Instruction: Note each line where "text" appears, and copy it.

• • • • • • •

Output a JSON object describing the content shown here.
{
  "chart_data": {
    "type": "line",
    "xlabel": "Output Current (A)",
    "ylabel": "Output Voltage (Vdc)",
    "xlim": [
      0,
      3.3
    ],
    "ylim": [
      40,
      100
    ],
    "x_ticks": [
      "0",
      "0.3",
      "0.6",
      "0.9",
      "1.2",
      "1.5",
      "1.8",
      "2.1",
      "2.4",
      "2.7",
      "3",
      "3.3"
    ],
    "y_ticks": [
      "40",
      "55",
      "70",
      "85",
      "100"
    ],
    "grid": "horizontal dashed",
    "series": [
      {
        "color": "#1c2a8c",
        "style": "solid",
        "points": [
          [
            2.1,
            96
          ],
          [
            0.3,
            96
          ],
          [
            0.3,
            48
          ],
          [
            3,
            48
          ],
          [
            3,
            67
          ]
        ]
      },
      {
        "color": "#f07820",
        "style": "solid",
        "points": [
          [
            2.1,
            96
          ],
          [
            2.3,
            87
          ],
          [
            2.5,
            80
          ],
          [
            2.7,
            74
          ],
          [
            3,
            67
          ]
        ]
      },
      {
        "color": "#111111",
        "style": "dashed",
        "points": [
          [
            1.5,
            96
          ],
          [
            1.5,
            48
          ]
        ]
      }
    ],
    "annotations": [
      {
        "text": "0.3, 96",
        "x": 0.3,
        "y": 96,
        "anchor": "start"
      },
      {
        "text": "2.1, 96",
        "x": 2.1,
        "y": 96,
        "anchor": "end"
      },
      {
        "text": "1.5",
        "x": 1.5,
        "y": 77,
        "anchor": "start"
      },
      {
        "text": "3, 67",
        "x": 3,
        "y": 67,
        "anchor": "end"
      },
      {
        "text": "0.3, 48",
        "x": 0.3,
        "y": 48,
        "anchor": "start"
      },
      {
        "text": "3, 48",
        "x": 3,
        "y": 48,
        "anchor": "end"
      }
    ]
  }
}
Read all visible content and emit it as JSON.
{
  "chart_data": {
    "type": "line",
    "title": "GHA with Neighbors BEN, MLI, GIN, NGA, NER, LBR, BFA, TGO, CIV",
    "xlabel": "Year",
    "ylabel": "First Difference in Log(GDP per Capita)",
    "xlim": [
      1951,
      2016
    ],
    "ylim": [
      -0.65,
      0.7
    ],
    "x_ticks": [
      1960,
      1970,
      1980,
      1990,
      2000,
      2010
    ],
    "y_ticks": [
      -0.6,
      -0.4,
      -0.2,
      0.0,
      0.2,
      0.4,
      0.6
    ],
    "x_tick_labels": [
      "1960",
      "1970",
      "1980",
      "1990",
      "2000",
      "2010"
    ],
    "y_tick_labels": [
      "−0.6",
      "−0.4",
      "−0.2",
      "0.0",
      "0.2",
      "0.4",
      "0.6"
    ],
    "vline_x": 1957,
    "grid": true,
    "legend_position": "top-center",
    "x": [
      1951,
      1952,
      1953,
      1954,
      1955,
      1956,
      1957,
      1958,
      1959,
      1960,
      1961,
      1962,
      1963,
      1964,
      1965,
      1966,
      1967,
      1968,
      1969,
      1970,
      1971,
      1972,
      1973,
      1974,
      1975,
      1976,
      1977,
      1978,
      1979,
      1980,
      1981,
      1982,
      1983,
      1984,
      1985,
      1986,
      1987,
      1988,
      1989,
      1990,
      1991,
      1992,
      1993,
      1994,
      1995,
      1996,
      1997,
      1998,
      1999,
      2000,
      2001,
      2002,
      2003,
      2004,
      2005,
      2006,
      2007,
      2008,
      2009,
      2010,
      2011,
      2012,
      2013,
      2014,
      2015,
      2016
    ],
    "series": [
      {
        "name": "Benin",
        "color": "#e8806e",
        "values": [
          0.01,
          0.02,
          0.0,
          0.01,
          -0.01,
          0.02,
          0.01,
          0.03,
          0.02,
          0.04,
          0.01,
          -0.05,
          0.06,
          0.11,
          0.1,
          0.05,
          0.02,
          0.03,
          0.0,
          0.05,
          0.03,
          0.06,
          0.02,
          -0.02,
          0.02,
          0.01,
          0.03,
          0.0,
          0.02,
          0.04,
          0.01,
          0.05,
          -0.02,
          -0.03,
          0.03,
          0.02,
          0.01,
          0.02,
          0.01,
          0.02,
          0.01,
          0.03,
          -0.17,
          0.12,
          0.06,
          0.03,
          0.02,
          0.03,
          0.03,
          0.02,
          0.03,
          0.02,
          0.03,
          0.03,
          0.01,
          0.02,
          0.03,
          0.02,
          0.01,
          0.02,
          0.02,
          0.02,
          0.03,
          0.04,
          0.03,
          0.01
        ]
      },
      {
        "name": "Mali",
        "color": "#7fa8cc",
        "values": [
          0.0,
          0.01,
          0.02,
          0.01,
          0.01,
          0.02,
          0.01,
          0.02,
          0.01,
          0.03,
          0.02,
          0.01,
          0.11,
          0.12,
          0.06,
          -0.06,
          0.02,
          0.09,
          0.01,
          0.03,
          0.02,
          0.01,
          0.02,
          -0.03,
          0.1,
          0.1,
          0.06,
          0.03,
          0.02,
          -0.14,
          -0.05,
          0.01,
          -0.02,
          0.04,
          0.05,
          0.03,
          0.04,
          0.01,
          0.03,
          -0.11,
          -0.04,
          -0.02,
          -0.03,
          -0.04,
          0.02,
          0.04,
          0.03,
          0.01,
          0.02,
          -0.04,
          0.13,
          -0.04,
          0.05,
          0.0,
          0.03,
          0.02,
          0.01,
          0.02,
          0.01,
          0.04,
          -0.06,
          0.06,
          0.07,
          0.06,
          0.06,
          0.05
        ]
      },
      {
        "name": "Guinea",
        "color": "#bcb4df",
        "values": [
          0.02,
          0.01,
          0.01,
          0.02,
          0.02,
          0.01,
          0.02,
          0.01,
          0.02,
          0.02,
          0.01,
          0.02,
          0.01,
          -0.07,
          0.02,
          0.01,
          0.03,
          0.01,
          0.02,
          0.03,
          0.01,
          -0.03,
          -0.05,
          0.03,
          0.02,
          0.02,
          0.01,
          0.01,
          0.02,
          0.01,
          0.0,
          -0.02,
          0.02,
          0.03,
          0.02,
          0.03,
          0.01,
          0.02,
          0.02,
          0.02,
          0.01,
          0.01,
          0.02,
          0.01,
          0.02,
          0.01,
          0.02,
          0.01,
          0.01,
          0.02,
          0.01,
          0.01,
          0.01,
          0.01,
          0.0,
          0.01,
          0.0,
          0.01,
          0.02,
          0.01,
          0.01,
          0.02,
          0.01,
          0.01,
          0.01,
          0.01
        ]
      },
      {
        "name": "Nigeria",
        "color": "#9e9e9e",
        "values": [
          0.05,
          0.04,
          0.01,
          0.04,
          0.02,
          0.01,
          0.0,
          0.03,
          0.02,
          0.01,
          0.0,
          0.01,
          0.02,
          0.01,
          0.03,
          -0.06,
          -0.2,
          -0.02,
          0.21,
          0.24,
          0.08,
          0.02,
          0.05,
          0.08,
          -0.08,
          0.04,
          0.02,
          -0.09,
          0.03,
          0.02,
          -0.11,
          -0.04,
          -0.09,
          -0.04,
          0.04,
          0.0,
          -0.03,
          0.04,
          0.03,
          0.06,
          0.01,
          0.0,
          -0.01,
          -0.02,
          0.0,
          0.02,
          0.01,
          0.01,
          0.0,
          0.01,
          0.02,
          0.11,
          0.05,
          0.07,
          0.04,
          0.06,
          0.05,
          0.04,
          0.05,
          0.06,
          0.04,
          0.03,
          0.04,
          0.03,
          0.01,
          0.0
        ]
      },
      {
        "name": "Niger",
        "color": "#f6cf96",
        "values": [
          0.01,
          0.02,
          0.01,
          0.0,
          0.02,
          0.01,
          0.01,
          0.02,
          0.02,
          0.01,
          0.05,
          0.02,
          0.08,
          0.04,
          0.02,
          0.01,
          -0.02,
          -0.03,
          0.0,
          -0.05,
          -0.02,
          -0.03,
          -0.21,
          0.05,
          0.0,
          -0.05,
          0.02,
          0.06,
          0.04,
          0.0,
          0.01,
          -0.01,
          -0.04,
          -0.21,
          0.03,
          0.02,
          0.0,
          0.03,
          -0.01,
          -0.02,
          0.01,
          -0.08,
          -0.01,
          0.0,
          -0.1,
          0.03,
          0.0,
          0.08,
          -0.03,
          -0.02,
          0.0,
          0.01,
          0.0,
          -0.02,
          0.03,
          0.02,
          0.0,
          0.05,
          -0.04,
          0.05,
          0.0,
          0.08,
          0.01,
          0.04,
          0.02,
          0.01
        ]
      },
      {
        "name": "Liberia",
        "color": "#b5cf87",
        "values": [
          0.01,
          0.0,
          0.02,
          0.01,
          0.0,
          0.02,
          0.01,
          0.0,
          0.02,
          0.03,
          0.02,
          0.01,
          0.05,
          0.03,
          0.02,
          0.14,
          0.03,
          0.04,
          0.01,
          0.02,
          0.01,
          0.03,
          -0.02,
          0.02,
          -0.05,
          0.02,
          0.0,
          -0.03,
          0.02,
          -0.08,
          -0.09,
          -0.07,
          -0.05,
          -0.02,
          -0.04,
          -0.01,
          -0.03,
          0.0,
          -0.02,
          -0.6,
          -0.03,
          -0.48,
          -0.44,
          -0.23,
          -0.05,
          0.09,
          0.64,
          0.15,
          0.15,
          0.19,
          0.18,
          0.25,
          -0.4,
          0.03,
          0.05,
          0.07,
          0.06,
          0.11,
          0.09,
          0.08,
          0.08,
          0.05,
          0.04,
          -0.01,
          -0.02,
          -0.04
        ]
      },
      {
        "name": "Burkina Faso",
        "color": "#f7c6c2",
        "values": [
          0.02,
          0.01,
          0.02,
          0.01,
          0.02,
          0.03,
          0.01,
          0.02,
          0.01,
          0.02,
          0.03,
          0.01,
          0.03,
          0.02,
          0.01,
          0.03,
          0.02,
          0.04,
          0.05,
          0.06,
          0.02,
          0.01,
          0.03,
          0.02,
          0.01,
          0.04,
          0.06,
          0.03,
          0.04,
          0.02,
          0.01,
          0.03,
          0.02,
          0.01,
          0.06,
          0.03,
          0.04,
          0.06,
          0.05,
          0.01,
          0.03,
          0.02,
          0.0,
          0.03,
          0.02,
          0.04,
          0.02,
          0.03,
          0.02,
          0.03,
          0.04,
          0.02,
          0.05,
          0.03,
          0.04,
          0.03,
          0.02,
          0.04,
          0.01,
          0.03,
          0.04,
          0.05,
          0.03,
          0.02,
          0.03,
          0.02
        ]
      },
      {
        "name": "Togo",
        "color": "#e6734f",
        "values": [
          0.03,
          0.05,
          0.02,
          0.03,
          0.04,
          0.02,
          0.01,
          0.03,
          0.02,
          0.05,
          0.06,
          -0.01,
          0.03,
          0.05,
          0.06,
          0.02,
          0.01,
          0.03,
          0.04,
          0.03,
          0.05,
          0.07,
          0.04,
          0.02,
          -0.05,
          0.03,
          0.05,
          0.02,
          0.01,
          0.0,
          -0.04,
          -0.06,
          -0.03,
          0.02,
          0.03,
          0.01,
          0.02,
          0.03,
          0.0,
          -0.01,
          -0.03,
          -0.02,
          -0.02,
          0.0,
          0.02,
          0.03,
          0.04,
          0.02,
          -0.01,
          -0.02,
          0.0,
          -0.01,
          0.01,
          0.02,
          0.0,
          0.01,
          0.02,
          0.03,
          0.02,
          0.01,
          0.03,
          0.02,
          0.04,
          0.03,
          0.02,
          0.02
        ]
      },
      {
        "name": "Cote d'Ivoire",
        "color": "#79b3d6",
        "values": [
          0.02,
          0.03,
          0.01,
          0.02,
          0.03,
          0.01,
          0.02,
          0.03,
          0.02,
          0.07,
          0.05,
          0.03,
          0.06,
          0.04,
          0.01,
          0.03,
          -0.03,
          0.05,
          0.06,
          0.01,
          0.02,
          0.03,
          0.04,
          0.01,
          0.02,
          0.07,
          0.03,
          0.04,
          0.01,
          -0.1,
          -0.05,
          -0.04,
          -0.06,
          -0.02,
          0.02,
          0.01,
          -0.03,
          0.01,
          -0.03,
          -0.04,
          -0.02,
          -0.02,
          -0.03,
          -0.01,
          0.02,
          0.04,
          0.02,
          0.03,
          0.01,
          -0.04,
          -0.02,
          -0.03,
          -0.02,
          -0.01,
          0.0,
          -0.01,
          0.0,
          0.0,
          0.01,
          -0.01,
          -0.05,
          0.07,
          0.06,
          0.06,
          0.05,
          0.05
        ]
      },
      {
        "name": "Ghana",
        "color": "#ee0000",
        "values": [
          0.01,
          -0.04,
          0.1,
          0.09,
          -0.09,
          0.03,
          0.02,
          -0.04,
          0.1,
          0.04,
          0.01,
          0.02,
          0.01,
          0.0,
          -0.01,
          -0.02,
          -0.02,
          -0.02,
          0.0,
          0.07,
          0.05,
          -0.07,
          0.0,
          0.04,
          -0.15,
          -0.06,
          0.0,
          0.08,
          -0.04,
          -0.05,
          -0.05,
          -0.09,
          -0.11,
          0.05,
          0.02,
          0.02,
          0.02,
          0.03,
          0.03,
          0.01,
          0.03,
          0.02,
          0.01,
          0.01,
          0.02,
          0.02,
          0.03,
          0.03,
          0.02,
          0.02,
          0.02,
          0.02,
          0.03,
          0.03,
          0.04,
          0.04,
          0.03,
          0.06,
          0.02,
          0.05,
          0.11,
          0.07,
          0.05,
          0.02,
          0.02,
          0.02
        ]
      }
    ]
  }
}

• • • • • • •

Written solution:
        "text": "0.3, 96",
        "text": "2.1, 96",
        "text": "1.5",
        "text": "3, 67",
        "text": "0.3, 48",
        "text": "3, 48",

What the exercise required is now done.